• _What you need to do_:
Reproduce the listing below, substituting "label-text-line" for each occurrence of "category-label-line" and leaving everything else unchanged. Omit the pictures from your answer.

• _Items from a dataset_:
+ + + +

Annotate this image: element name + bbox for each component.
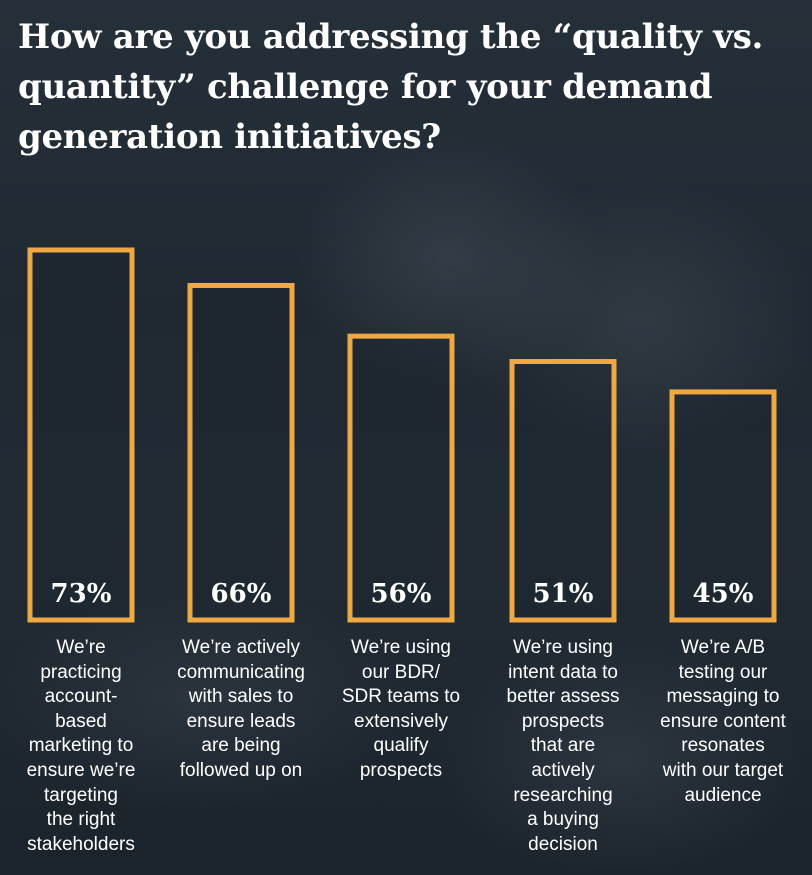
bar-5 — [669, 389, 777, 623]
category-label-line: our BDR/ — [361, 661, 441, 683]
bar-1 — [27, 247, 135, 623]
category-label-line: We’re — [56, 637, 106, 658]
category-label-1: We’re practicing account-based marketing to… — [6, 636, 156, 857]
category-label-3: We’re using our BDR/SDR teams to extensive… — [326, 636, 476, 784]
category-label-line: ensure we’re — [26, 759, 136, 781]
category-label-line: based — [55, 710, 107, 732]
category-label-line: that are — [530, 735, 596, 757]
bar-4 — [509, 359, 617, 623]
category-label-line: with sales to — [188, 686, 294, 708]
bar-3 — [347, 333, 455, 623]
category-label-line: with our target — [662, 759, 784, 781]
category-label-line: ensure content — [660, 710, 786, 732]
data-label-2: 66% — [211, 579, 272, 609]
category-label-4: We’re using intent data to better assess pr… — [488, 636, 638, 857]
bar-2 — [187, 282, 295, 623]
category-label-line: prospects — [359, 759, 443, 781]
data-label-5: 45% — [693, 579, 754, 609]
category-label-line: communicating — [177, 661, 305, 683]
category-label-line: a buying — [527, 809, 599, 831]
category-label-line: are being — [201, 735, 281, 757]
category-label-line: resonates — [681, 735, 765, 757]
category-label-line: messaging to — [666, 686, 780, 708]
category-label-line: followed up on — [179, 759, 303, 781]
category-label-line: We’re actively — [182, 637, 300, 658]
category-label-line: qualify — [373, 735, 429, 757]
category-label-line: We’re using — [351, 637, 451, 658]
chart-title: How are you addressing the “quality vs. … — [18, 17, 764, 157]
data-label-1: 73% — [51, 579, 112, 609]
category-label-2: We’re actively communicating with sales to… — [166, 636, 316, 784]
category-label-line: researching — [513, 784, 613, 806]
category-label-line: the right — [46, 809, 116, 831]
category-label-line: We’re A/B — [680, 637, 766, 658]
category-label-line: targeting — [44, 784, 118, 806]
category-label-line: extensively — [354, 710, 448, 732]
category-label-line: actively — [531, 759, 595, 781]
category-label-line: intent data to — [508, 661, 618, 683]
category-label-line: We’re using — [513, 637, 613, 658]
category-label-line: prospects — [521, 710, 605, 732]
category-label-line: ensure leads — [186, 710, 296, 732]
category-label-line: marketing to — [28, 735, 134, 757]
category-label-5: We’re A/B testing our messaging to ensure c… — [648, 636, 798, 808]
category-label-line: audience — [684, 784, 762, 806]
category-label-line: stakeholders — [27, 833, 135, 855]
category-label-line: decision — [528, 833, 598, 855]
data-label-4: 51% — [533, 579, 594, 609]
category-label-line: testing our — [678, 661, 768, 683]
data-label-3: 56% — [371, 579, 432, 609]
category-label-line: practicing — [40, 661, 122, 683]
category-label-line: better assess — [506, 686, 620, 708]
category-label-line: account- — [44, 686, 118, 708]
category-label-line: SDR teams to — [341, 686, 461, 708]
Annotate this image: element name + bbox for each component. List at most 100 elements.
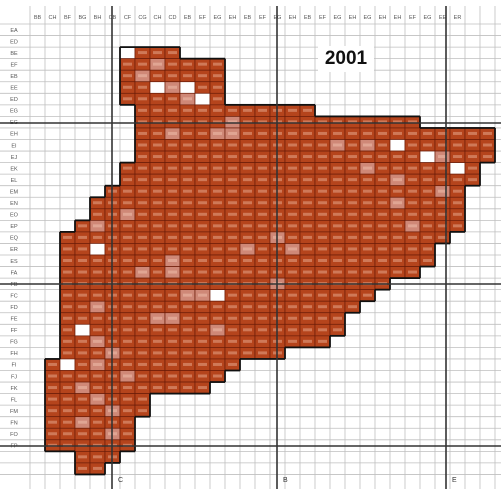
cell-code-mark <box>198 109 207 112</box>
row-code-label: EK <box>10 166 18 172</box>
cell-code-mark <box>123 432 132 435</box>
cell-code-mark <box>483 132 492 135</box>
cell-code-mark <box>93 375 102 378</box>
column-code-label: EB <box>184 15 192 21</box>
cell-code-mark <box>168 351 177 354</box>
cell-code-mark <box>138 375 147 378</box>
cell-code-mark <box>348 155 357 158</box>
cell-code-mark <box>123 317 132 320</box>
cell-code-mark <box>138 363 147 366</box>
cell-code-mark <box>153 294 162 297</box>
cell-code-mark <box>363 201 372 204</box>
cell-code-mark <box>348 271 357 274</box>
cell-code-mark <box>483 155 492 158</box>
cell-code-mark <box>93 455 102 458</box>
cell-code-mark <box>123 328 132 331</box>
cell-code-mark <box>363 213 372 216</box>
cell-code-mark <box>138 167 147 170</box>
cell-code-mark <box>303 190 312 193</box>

+ + + +

• _Full solution_:
Annotate this image: element name + bbox for each component.
bar-5 — [669, 389, 777, 623]
label-text-line: our BDR/ — [361, 661, 441, 683]
bar-1 — [27, 247, 135, 623]
label-text-line: We’re — [56, 637, 106, 658]
category-label-1: We’re practicing account-based marketing to… — [6, 636, 156, 857]
category-label-3: We’re using our BDR/SDR teams to extensive… — [326, 636, 476, 784]
label-text-line: ensure we’re — [26, 759, 136, 781]
label-text-line: based — [55, 710, 107, 732]
label-text-line: that are — [530, 735, 596, 757]
bar-4 — [509, 359, 617, 623]
label-text-line: with sales to — [188, 686, 294, 708]
bar-3 — [347, 333, 455, 623]
label-text-line: with our target — [662, 759, 784, 781]
label-text-line: ensure content — [660, 710, 786, 732]
data-label-2: 66% — [211, 579, 272, 609]
category-label-4: We’re using intent data to better assess pr… — [488, 636, 638, 857]
bar-2 — [187, 282, 295, 623]
label-text-line: prospects — [359, 759, 443, 781]
data-label-5: 45% — [693, 579, 754, 609]
label-text-line: communicating — [177, 661, 305, 683]
label-text-line: a buying — [527, 809, 599, 831]
label-text-line: are being — [201, 735, 281, 757]
label-text-line: resonates — [681, 735, 765, 757]
label-text-line: messaging to — [666, 686, 780, 708]
label-text-line: followed up on — [179, 759, 303, 781]
label-text-line: We’re actively — [182, 637, 300, 658]
label-text-line: qualify — [373, 735, 429, 757]
label-text-line: We’re using — [351, 637, 451, 658]
chart-title: How are you addressing the “quality vs. … — [18, 17, 764, 157]
data-label-1: 73% — [51, 579, 112, 609]
category-label-2: We’re actively communicating with sales to… — [166, 636, 316, 784]
label-text-line: researching — [513, 784, 613, 806]
label-text-line: the right — [46, 809, 116, 831]
label-text-line: We’re A/B — [680, 637, 766, 658]
label-text-line: targeting — [44, 784, 118, 806]
label-text-line: extensively — [354, 710, 448, 732]
label-text-line: actively — [531, 759, 595, 781]
label-text-line: intent data to — [508, 661, 618, 683]
label-text-line: We’re using — [513, 637, 613, 658]
label-text-line: prospects — [521, 710, 605, 732]
label-text-line: ensure leads — [186, 710, 296, 732]
label-text-line: marketing to — [28, 735, 134, 757]
category-label-5: We’re A/B testing our messaging to ensure c… — [648, 636, 798, 808]
label-text-line: audience — [684, 784, 762, 806]
label-text-line: stakeholders — [27, 833, 135, 855]
label-text-line: decision — [528, 833, 598, 855]
data-label-4: 51% — [533, 579, 594, 609]
label-text-line: testing our — [678, 661, 768, 683]
data-label-3: 56% — [371, 579, 432, 609]
label-text-line: practicing — [40, 661, 122, 683]
label-text-line: better assess — [506, 686, 620, 708]
label-text-line: account- — [44, 686, 118, 708]
label-text-line: SDR teams to — [341, 686, 461, 708]
Annotate this image: element name + bbox for each component. List at most 100 elements.
cell-code-mark <box>198 109 207 112</box>
row-code-label: EK <box>10 166 18 172</box>
cell-code-mark <box>123 432 132 435</box>
cell-code-mark <box>483 132 492 135</box>
cell-code-mark <box>93 375 102 378</box>
column-code-label: EB <box>184 15 192 21</box>
cell-code-mark <box>168 351 177 354</box>
cell-code-mark <box>138 375 147 378</box>
cell-code-mark <box>348 155 357 158</box>
cell-code-mark <box>123 317 132 320</box>
cell-code-mark <box>138 363 147 366</box>
cell-code-mark <box>153 294 162 297</box>
cell-code-mark <box>363 201 372 204</box>
cell-code-mark <box>348 271 357 274</box>
cell-code-mark <box>483 155 492 158</box>
cell-code-mark <box>93 455 102 458</box>
cell-code-mark <box>123 328 132 331</box>
cell-code-mark <box>363 213 372 216</box>
cell-code-mark <box>138 167 147 170</box>
cell-code-mark <box>303 190 312 193</box>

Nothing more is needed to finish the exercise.